» **Instructions for the task**:
Exactly repeat the full listing that follows.

*-*-*

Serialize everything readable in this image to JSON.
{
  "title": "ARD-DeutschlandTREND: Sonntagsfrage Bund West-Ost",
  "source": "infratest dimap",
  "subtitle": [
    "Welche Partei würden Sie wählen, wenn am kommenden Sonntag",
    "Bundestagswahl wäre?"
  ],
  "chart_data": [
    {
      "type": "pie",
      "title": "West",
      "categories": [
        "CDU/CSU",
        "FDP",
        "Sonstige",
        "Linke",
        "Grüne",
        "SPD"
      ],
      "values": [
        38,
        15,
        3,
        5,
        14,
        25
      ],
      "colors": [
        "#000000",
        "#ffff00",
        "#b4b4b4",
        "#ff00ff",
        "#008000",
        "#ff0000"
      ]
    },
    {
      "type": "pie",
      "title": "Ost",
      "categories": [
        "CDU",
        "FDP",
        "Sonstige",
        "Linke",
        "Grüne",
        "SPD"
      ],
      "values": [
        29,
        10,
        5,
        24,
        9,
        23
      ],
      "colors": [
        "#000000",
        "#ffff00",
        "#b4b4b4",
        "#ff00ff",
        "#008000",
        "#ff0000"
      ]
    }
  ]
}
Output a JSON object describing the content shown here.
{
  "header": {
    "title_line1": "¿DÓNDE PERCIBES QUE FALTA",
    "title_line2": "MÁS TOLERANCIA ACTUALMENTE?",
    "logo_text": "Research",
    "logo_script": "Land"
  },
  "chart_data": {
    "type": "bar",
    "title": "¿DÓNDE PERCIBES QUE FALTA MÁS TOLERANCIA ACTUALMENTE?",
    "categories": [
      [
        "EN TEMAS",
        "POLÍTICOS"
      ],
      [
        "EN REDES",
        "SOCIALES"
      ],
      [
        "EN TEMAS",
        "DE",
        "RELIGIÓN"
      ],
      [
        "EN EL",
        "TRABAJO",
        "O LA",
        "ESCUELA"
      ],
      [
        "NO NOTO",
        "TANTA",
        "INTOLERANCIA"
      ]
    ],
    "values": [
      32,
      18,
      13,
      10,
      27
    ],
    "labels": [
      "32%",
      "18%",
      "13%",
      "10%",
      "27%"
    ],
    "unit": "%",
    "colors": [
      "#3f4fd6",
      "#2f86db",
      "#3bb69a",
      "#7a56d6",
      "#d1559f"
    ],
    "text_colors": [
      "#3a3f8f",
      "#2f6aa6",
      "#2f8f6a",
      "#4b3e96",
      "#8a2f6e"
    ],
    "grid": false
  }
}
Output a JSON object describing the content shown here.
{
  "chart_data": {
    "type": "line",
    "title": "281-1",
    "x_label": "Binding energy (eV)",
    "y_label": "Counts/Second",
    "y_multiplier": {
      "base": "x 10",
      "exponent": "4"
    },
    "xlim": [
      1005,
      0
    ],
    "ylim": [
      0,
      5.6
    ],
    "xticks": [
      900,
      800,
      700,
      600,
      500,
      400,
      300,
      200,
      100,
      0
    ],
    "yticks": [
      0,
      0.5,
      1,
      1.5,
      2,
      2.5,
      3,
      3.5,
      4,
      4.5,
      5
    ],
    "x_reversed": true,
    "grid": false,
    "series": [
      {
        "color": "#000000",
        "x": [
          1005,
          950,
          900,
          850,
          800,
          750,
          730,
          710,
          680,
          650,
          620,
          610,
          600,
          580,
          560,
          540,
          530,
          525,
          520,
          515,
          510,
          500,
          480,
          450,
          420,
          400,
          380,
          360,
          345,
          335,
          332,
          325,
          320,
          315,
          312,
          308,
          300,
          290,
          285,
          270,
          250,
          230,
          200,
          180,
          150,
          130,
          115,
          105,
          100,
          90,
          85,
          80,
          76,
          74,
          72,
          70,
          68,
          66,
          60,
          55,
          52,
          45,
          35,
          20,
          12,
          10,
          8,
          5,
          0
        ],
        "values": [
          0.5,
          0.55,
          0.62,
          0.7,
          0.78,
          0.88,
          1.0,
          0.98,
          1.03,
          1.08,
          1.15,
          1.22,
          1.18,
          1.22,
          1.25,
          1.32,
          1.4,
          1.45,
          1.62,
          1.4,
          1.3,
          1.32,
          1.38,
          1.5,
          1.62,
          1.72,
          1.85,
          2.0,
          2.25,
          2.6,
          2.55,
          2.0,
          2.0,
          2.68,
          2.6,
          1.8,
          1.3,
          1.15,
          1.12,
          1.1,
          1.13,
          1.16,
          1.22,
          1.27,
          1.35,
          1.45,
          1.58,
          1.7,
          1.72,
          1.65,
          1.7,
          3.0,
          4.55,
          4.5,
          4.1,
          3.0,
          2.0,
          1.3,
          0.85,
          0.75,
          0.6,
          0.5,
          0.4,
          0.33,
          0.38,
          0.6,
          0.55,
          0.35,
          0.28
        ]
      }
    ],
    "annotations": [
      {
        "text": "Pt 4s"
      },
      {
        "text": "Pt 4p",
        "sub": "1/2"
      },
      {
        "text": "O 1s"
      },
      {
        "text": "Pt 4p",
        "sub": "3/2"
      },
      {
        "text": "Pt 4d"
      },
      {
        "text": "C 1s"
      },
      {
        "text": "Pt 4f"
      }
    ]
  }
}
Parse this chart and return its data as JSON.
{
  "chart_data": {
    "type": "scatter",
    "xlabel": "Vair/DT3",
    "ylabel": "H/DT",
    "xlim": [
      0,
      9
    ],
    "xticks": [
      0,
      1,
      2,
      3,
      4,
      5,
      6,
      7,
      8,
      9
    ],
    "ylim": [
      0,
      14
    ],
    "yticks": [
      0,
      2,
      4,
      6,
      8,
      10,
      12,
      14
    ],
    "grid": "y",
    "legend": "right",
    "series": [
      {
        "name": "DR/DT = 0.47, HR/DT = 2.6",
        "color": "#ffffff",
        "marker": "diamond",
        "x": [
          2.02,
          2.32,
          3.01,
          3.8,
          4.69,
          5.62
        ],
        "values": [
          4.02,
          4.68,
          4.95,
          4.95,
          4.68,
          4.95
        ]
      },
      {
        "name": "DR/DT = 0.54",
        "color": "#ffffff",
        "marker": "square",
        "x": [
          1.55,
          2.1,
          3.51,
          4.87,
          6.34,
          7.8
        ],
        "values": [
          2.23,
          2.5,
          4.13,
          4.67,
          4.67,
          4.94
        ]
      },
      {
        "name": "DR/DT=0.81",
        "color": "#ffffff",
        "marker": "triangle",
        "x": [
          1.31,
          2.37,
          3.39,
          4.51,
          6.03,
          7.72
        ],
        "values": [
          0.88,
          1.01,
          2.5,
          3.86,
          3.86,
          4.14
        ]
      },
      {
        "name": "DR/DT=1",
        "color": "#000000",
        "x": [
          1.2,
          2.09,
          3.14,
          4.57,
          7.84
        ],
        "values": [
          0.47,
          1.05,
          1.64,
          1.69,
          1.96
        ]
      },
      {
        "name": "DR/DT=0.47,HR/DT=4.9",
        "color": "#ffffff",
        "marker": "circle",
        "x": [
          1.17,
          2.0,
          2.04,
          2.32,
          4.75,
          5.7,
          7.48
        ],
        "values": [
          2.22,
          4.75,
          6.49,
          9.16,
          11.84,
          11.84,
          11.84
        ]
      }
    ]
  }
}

*-*-*

» **Final result**:
Serialize everything readable in this image to JSON.
{
  "title": "ARD-DeutschlandTREND: Sonntagsfrage Bund West-Ost",
  "source": "infratest dimap",
  "subtitle": [
    "Welche Partei würden Sie wählen, wenn am kommenden Sonntag",
    "Bundestagswahl wäre?"
  ],
  "chart_data": [
    {
      "type": "pie",
      "title": "West",
      "categories": [
        "CDU/CSU",
        "FDP",
        "Sonstige",
        "Linke",
        "Grüne",
        "SPD"
      ],
      "values": [
        38,
        15,
        3,
        5,
        14,
        25
      ],
      "colors": [
        "#000000",
        "#ffff00",
        "#b4b4b4",
        "#ff00ff",
        "#008000",
        "#ff0000"
      ]
    },
    {
      "type": "pie",
      "title": "Ost",
      "categories": [
        "CDU",
        "FDP",
        "Sonstige",
        "Linke",
        "Grüne",
        "SPD"
      ],
      "values": [
        29,
        10,
        5,
        24,
        9,
        23
      ],
      "colors": [
        "#000000",
        "#ffff00",
        "#b4b4b4",
        "#ff00ff",
        "#008000",
        "#ff0000"
      ]
    }
  ]
}
Output a JSON object describing the content shown here.
{
  "header": {
    "title_line1": "¿DÓNDE PERCIBES QUE FALTA",
    "title_line2": "MÁS TOLERANCIA ACTUALMENTE?",
    "logo_text": "Research",
    "logo_script": "Land"
  },
  "chart_data": {
    "type": "bar",
    "title": "¿DÓNDE PERCIBES QUE FALTA MÁS TOLERANCIA ACTUALMENTE?",
    "categories": [
      [
        "EN TEMAS",
        "POLÍTICOS"
      ],
      [
        "EN REDES",
        "SOCIALES"
      ],
      [
        "EN TEMAS",
        "DE",
        "RELIGIÓN"
      ],
      [
        "EN EL",
        "TRABAJO",
        "O LA",
        "ESCUELA"
      ],
      [
        "NO NOTO",
        "TANTA",
        "INTOLERANCIA"
      ]
    ],
    "values": [
      32,
      18,
      13,
      10,
      27
    ],
    "labels": [
      "32%",
      "18%",
      "13%",
      "10%",
      "27%"
    ],
    "unit": "%",
    "colors": [
      "#3f4fd6",
      "#2f86db",
      "#3bb69a",
      "#7a56d6",
      "#d1559f"
    ],
    "text_colors": [
      "#3a3f8f",
      "#2f6aa6",
      "#2f8f6a",
      "#4b3e96",
      "#8a2f6e"
    ],
    "grid": false
  }
}
Output a JSON object describing the content shown here.
{
  "chart_data": {
    "type": "line",
    "title": "281-1",
    "x_label": "Binding energy (eV)",
    "y_label": "Counts/Second",
    "y_multiplier": {
      "base": "x 10",
      "exponent": "4"
    },
    "xlim": [
      1005,
      0
    ],
    "ylim": [
      0,
      5.6
    ],
    "xticks": [
      900,
      800,
      700,
      600,
      500,
      400,
      300,
      200,
      100,
      0
    ],
    "yticks": [
      0,
      0.5,
      1,
      1.5,
      2,
      2.5,
      3,
      3.5,
      4,
      4.5,
      5
    ],
    "x_reversed": true,
    "grid": false,
    "series": [
      {
        "color": "#000000",
        "x": [
          1005,
          950,
          900,
          850,
          800,
          750,
          730,
          710,
          680,
          650,
          620,
          610,
          600,
          580,
          560,
          540,
          530,
          525,
          520,
          515,
          510,
          500,
          480,
          450,
          420,
          400,
          380,
          360,
          345,
          335,
          332,
          325,
          320,
          315,
          312,
          308,
          300,
          290,
          285,
          270,
          250,
          230,
          200,
          180,
          150,
          130,
          115,
          105,
          100,
          90,
          85,
          80,
          76,
          74,
          72,
          70,
          68,
          66,
          60,
          55,
          52,
          45,
          35,
          20,
          12,
          10,
          8,
          5,
          0
        ],
        "values": [
          0.5,
          0.55,
          0.62,
          0.7,
          0.78,
          0.88,
          1.0,
          0.98,
          1.03,
          1.08,
          1.15,
          1.22,
          1.18,
          1.22,
          1.25,
          1.32,
          1.4,
          1.45,
          1.62,
          1.4,
          1.3,
          1.32,
          1.38,
          1.5,
          1.62,
          1.72,
          1.85,
          2.0,
          2.25,
          2.6,
          2.55,
          2.0,
          2.0,
          2.68,
          2.6,
          1.8,
          1.3,
          1.15,
          1.12,
          1.1,
          1.13,
          1.16,
          1.22,
          1.27,
          1.35,
          1.45,
          1.58,
          1.7,
          1.72,
          1.65,
          1.7,
          3.0,
          4.55,
          4.5,
          4.1,
          3.0,
          2.0,
          1.3,
          0.85,
          0.75,
          0.6,
          0.5,
          0.4,
          0.33,
          0.38,
          0.6,
          0.55,
          0.35,
          0.28
        ]
      }
    ],
    "annotations": [
      {
        "text": "Pt 4s"
      },
      {
        "text": "Pt 4p",
        "sub": "1/2"
      },
      {
        "text": "O 1s"
      },
      {
        "text": "Pt 4p",
        "sub": "3/2"
      },
      {
        "text": "Pt 4d"
      },
      {
        "text": "C 1s"
      },
      {
        "text": "Pt 4f"
      }
    ]
  }
}
Parse this chart and return its data as JSON.
{
  "chart_data": {
    "type": "scatter",
    "xlabel": "Vair/DT3",
    "ylabel": "H/DT",
    "xlim": [
      0,
      9
    ],
    "xticks": [
      0,
      1,
      2,
      3,
      4,
      5,
      6,
      7,
      8,
      9
    ],
    "ylim": [
      0,
      14
    ],
    "yticks": [
      0,
      2,
      4,
      6,
      8,
      10,
      12,
      14
    ],
    "grid": "y",
    "legend": "right",
    "series": [
      {
        "name": "DR/DT = 0.47, HR/DT = 2.6",
        "color": "#ffffff",
        "marker": "diamond",
        "x": [
          2.02,
          2.32,
          3.01,
          3.8,
          4.69,
          5.62
        ],
        "values": [
          4.02,
          4.68,
          4.95,
          4.95,
          4.68,
          4.95
        ]
      },
      {
        "name": "DR/DT = 0.54",
        "color": "#ffffff",
        "marker": "square",
        "x": [
          1.55,
          2.1,
          3.51,
          4.87,
          6.34,
          7.8
        ],
        "values": [
          2.23,
          2.5,
          4.13,
          4.67,
          4.67,
          4.94
        ]
      },
      {
        "name": "DR/DT=0.81",
        "color": "#ffffff",
        "marker": "triangle",
        "x": [
          1.31,
          2.37,
          3.39,
          4.51,
          6.03,
          7.72
        ],
        "values": [
          0.88,
          1.01,
          2.5,
          3.86,
          3.86,
          4.14
        ]
      },
      {
        "name": "DR/DT=1",
        "color": "#000000",
        "x": [
          1.2,
          2.09,
          3.14,
          4.57,
          7.84
        ],
        "values": [
          0.47,
          1.05,
          1.64,
          1.69,
          1.96
        ]
      },
      {
        "name": "DR/DT=0.47,HR/DT=4.9",
        "color": "#ffffff",
        "marker": "circle",
        "x": [
          1.17,
          2.0,
          2.04,
          2.32,
          4.75,
          5.7,
          7.48
        ],
        "values": [
          2.22,
          4.75,
          6.49,
          9.16,
          11.84,
          11.84,
          11.84
        ]
      }
    ]
  }
}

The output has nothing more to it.